▶ **WHAT YOU SHOULD DO**: With the pictures left out, copy the listing below exactly.
* BEGIN MATERIAL FOR THIS TASK *
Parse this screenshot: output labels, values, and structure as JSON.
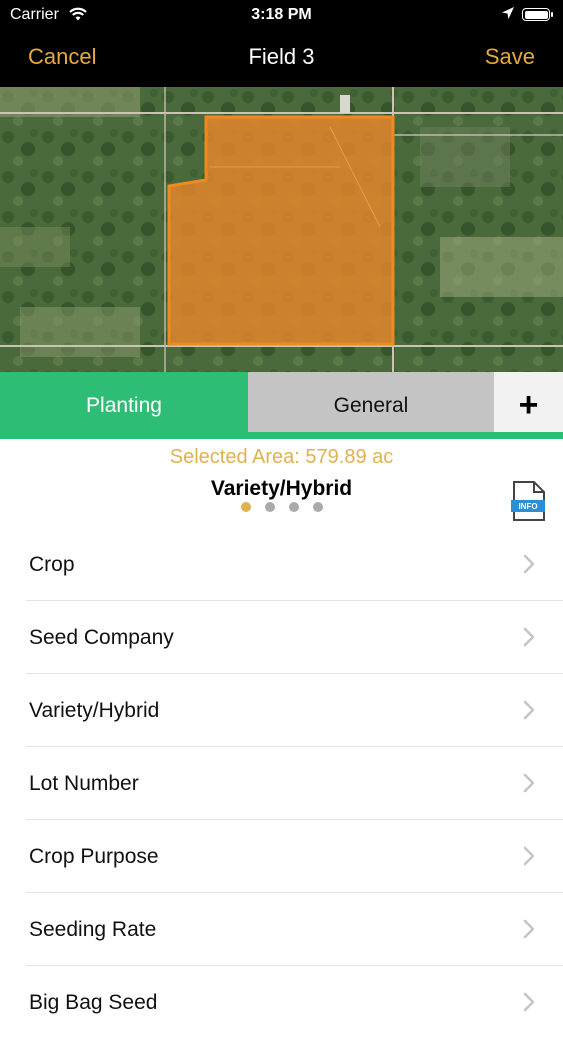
{
  "status_bar": {
    "carrier": "Carrier",
    "time": "3:18 PM",
    "icons": [
      "wifi-icon",
      "location-arrow-icon",
      "battery-icon"
    ]
  },
  "nav": {
    "cancel_label": "Cancel",
    "title": "Field 3",
    "save_label": "Save"
  },
  "colors": {
    "accent": "#e8a940",
    "green": "#2ebd75",
    "area_text": "#e0b150",
    "field_fill": "#e8862a"
  },
  "tabs": [
    {
      "label": "Planting",
      "selected": true
    },
    {
      "label": "General",
      "selected": false
    },
    {
      "label": "+"
    }
  ],
  "selected_area": "Selected Area: 579.89 ac",
  "section_title": "Variety/Hybrid",
  "pager": {
    "count": 4,
    "active": 0
  },
  "info_icon": {
    "name": "info-document-icon",
    "text": "INFO"
  },
  "list": [
    {
      "label": "Crop"
    },
    {
      "label": "Seed Company"
    },
    {
      "label": "Variety/Hybrid"
    },
    {
      "label": "Lot Number"
    },
    {
      "label": "Crop Purpose"
    },
    {
      "label": "Seeding Rate"
    },
    {
      "label": "Big Bag Seed"
    }
  ]
}
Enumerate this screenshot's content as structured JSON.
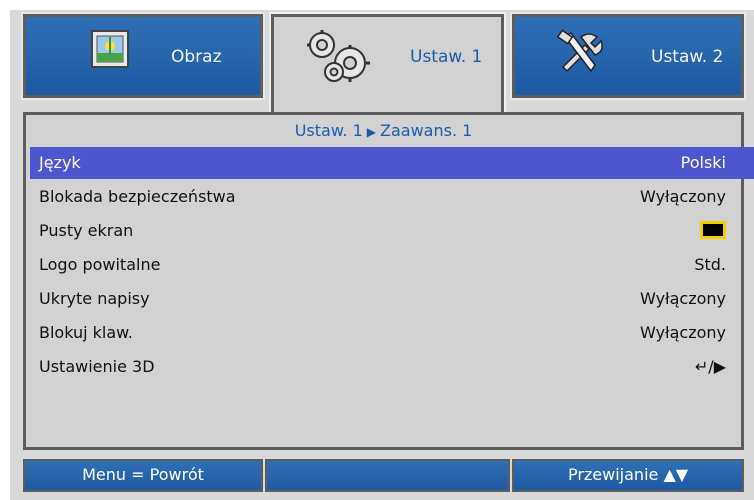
{
  "tabs": [
    {
      "label": "Obraz",
      "icon": "picture-icon"
    },
    {
      "label": "Ustaw. 1",
      "icon": "gears-icon"
    },
    {
      "label": "Ustaw. 2",
      "icon": "tools-icon"
    }
  ],
  "breadcrumb": {
    "part1": "Ustaw. 1",
    "separator": "▶",
    "part2": "Zaawans. 1"
  },
  "menu": [
    {
      "name": "Język",
      "value": "Polski"
    },
    {
      "name": "Blokada bezpieczeństwa",
      "value": "Wyłączony"
    },
    {
      "name": "Pusty ekran",
      "value": ""
    },
    {
      "name": "Logo powitalne",
      "value": "Std."
    },
    {
      "name": "Ukryte napisy",
      "value": "Wyłączony"
    },
    {
      "name": "Blokuj klaw.",
      "value": "Wyłączony"
    },
    {
      "name": "Ustawienie 3D",
      "value": "↵/▶"
    }
  ],
  "footer": {
    "left": "Menu = Powrót",
    "middle": "",
    "right": "Przewijanie ▲▼"
  },
  "colors": {
    "tab_blue": "#2467b0",
    "highlight": "#4b56cf",
    "panel_bg": "#d2d2d2",
    "accent_text": "#1d5ca8",
    "swatch_border": "#f1d100"
  }
}
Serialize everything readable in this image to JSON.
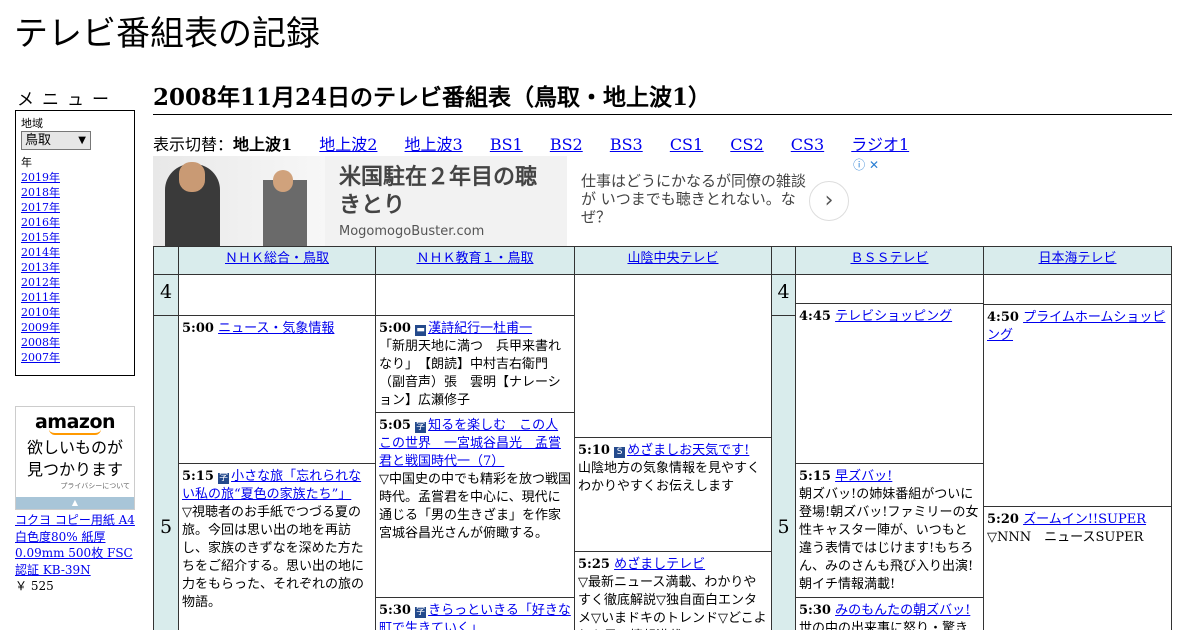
* END MATERIAL FOR THIS TASK *
▶ **WRITTEN RESPONSE**:
Parse this screenshot: output labels, values, and structure as JSON.
{
  "status_bar": {
    "carrier": "Carrier",
    "time": "3:18 PM",
    "icons": [
      "wifi-icon",
      "location-arrow-icon",
      "battery-icon"
    ]
  },
  "nav": {
    "cancel_label": "Cancel",
    "title": "Field 3",
    "save_label": "Save"
  },
  "colors": {
    "accent": "#e8a940",
    "green": "#2ebd75",
    "area_text": "#e0b150",
    "field_fill": "#e8862a"
  },
  "tabs": [
    {
      "label": "Planting",
      "selected": true
    },
    {
      "label": "General",
      "selected": false
    },
    {
      "label": "+"
    }
  ],
  "selected_area": "Selected Area: 579.89 ac",
  "section_title": "Variety/Hybrid",
  "pager": {
    "count": 4,
    "active": 0
  },
  "info_icon": {
    "name": "info-document-icon",
    "text": "INFO"
  },
  "list": [
    {
      "label": "Crop"
    },
    {
      "label": "Seed Company"
    },
    {
      "label": "Variety/Hybrid"
    },
    {
      "label": "Lot Number"
    },
    {
      "label": "Crop Purpose"
    },
    {
      "label": "Seeding Rate"
    },
    {
      "label": "Big Bag Seed"
    }
  ]
}
Enumerate this screenshot's content as structured JSON.
{
  "tabs": [
    {
      "label": "Obraz",
      "icon": "picture-icon"
    },
    {
      "label": "Ustaw. 1",
      "icon": "gears-icon"
    },
    {
      "label": "Ustaw. 2",
      "icon": "tools-icon"
    }
  ],
  "breadcrumb": {
    "part1": "Ustaw. 1",
    "separator": "▶",
    "part2": "Zaawans. 1"
  },
  "menu": [
    {
      "name": "Język",
      "value": "Polski"
    },
    {
      "name": "Blokada bezpieczeństwa",
      "value": "Wyłączony"
    },
    {
      "name": "Pusty ekran",
      "value": ""
    },
    {
      "name": "Logo powitalne",
      "value": "Std."
    },
    {
      "name": "Ukryte napisy",
      "value": "Wyłączony"
    },
    {
      "name": "Blokuj klaw.",
      "value": "Wyłączony"
    },
    {
      "name": "Ustawienie 3D",
      "value": "↵/▶"
    }
  ],
  "footer": {
    "left": "Menu = Powrót",
    "middle": "",
    "right": "Przewijanie ▲▼"
  },
  "colors": {
    "tab_blue": "#2467b0",
    "highlight": "#4b56cf",
    "panel_bg": "#d2d2d2",
    "accent_text": "#1d5ca8",
    "swatch_border": "#f1d100"
  }
}
Serialize everything readable in this image to JSON.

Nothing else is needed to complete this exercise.